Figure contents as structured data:
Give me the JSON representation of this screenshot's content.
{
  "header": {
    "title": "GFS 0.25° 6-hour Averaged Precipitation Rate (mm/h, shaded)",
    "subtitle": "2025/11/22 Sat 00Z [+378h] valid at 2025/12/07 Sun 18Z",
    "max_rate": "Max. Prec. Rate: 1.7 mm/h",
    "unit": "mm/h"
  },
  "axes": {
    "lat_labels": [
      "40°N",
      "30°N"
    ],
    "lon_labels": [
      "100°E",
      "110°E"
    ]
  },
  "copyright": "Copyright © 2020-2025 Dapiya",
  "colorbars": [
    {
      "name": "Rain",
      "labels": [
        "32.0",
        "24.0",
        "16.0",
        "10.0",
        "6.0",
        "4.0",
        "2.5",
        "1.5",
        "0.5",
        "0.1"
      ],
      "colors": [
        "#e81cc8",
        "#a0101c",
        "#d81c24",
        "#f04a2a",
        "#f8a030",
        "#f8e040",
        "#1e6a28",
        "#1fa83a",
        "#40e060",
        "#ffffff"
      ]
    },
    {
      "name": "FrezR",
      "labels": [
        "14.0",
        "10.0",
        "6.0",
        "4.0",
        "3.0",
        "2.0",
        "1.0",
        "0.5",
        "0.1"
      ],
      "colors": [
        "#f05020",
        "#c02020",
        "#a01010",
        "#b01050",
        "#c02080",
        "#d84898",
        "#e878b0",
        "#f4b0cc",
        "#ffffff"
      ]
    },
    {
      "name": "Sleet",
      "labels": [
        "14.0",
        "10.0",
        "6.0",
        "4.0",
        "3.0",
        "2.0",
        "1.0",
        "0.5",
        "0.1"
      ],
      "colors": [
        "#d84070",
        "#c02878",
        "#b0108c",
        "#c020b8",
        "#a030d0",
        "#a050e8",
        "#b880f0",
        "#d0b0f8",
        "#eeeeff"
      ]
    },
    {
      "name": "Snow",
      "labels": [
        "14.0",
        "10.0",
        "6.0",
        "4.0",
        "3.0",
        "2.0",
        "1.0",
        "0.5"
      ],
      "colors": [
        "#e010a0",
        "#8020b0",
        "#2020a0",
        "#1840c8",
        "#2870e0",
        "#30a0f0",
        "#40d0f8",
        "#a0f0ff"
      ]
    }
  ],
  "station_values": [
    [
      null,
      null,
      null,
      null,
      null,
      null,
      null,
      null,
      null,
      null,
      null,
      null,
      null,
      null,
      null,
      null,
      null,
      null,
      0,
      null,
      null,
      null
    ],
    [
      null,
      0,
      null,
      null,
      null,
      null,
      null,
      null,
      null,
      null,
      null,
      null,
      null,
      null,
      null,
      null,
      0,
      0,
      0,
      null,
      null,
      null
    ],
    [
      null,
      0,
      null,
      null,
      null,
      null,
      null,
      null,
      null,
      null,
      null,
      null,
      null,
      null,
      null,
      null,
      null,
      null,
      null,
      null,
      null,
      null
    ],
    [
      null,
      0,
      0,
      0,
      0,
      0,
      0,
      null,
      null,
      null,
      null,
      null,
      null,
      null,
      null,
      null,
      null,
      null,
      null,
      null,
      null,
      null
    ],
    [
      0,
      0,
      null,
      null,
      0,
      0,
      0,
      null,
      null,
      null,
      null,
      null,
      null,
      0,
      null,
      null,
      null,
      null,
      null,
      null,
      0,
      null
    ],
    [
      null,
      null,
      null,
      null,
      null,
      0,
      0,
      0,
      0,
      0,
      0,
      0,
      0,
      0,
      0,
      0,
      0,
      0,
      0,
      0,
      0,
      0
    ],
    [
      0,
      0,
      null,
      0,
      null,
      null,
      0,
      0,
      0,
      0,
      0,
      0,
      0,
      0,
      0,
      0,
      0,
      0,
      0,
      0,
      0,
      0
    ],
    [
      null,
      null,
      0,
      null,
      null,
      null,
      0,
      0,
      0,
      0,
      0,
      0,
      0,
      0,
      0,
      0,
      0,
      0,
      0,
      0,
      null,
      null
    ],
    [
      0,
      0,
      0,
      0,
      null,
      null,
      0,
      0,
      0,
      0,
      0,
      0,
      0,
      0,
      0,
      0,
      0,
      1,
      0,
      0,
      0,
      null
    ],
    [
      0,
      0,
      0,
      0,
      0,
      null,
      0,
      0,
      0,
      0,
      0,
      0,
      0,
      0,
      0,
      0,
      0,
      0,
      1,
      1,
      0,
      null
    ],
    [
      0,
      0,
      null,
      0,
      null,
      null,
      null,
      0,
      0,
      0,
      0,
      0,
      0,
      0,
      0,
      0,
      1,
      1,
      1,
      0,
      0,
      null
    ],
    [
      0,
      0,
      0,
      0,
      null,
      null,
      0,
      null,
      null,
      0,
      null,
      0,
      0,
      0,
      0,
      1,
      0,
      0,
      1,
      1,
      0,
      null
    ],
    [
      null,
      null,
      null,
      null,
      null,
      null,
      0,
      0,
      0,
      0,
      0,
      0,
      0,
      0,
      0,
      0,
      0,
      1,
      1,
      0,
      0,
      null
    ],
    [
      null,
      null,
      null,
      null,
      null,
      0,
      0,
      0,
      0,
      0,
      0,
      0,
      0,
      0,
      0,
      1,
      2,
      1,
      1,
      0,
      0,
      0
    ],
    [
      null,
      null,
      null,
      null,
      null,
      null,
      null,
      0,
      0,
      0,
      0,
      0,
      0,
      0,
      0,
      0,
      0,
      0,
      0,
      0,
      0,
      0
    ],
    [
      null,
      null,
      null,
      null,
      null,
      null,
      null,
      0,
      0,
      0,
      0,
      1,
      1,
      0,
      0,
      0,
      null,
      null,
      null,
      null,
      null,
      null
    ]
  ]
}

Goal:
Each entry above is to be printed again exactly.

Exercise answer:
Give me the JSON representation of this screenshot's content.
{
  "header": {
    "title": "GFS 0.25° 6-hour Averaged Precipitation Rate (mm/h, shaded)",
    "subtitle": "2025/11/22 Sat 00Z [+378h] valid at 2025/12/07 Sun 18Z",
    "max_rate": "Max. Prec. Rate: 1.7 mm/h",
    "unit": "mm/h"
  },
  "axes": {
    "lat_labels": [
      "40°N",
      "30°N"
    ],
    "lon_labels": [
      "100°E",
      "110°E"
    ]
  },
  "copyright": "Copyright © 2020-2025 Dapiya",
  "colorbars": [
    {
      "name": "Rain",
      "labels": [
        "32.0",
        "24.0",
        "16.0",
        "10.0",
        "6.0",
        "4.0",
        "2.5",
        "1.5",
        "0.5",
        "0.1"
      ],
      "colors": [
        "#e81cc8",
        "#a0101c",
        "#d81c24",
        "#f04a2a",
        "#f8a030",
        "#f8e040",
        "#1e6a28",
        "#1fa83a",
        "#40e060",
        "#ffffff"
      ]
    },
    {
      "name": "FrezR",
      "labels": [
        "14.0",
        "10.0",
        "6.0",
        "4.0",
        "3.0",
        "2.0",
        "1.0",
        "0.5",
        "0.1"
      ],
      "colors": [
        "#f05020",
        "#c02020",
        "#a01010",
        "#b01050",
        "#c02080",
        "#d84898",
        "#e878b0",
        "#f4b0cc",
        "#ffffff"
      ]
    },
    {
      "name": "Sleet",
      "labels": [
        "14.0",
        "10.0",
        "6.0",
        "4.0",
        "3.0",
        "2.0",
        "1.0",
        "0.5",
        "0.1"
      ],
      "colors": [
        "#d84070",
        "#c02878",
        "#b0108c",
        "#c020b8",
        "#a030d0",
        "#a050e8",
        "#b880f0",
        "#d0b0f8",
        "#eeeeff"
      ]
    },
    {
      "name": "Snow",
      "labels": [
        "14.0",
        "10.0",
        "6.0",
        "4.0",
        "3.0",
        "2.0",
        "1.0",
        "0.5"
      ],
      "colors": [
        "#e010a0",
        "#8020b0",
        "#2020a0",
        "#1840c8",
        "#2870e0",
        "#30a0f0",
        "#40d0f8",
        "#a0f0ff"
      ]
    }
  ],
  "station_values": [
    [
      null,
      null,
      null,
      null,
      null,
      null,
      null,
      null,
      null,
      null,
      null,
      null,
      null,
      null,
      null,
      null,
      null,
      null,
      0,
      null,
      null,
      null
    ],
    [
      null,
      0,
      null,
      null,
      null,
      null,
      null,
      null,
      null,
      null,
      null,
      null,
      null,
      null,
      null,
      null,
      0,
      0,
      0,
      null,
      null,
      null
    ],
    [
      null,
      0,
      null,
      null,
      null,
      null,
      null,
      null,
      null,
      null,
      null,
      null,
      null,
      null,
      null,
      null,
      null,
      null,
      null,
      null,
      null,
      null
    ],
    [
      null,
      0,
      0,
      0,
      0,
      0,
      0,
      null,
      null,
      null,
      null,
      null,
      null,
      null,
      null,
      null,
      null,
      null,
      null,
      null,
      null,
      null
    ],
    [
      0,
      0,
      null,
      null,
      0,
      0,
      0,
      null,
      null,
      null,
      null,
      null,
      null,
      0,
      null,
      null,
      null,
      null,
      null,
      null,
      0,
      null
    ],
    [
      null,
      null,
      null,
      null,
      null,
      0,
      0,
      0,
      0,
      0,
      0,
      0,
      0,
      0,
      0,
      0,
      0,
      0,
      0,
      0,
      0,
      0
    ],
    [
      0,
      0,
      null,
      0,
      null,
      null,
      0,
      0,
      0,
      0,
      0,
      0,
      0,
      0,
      0,
      0,
      0,
      0,
      0,
      0,
      0,
      0
    ],
    [
      null,
      null,
      0,
      null,
      null,
      null,
      0,
      0,
      0,
      0,
      0,
      0,
      0,
      0,
      0,
      0,
      0,
      0,
      0,
      0,
      null,
      null
    ],
    [
      0,
      0,
      0,
      0,
      null,
      null,
      0,
      0,
      0,
      0,
      0,
      0,
      0,
      0,
      0,
      0,
      0,
      1,
      0,
      0,
      0,
      null
    ],
    [
      0,
      0,
      0,
      0,
      0,
      null,
      0,
      0,
      0,
      0,
      0,
      0,
      0,
      0,
      0,
      0,
      0,
      0,
      1,
      1,
      0,
      null
    ],
    [
      0,
      0,
      null,
      0,
      null,
      null,
      null,
      0,
      0,
      0,
      0,
      0,
      0,
      0,
      0,
      0,
      1,
      1,
      1,
      0,
      0,
      null
    ],
    [
      0,
      0,
      0,
      0,
      null,
      null,
      0,
      null,
      null,
      0,
      null,
      0,
      0,
      0,
      0,
      1,
      0,
      0,
      1,
      1,
      0,
      null
    ],
    [
      null,
      null,
      null,
      null,
      null,
      null,
      0,
      0,
      0,
      0,
      0,
      0,
      0,
      0,
      0,
      0,
      0,
      1,
      1,
      0,
      0,
      null
    ],
    [
      null,
      null,
      null,
      null,
      null,
      0,
      0,
      0,
      0,
      0,
      0,
      0,
      0,
      0,
      0,
      1,
      2,
      1,
      1,
      0,
      0,
      0
    ],
    [
      null,
      null,
      null,
      null,
      null,
      null,
      null,
      0,
      0,
      0,
      0,
      0,
      0,
      0,
      0,
      0,
      0,
      0,
      0,
      0,
      0,
      0
    ],
    [
      null,
      null,
      null,
      null,
      null,
      null,
      null,
      0,
      0,
      0,
      0,
      1,
      1,
      0,
      0,
      0,
      null,
      null,
      null,
      null,
      null,
      null
    ]
  ]
}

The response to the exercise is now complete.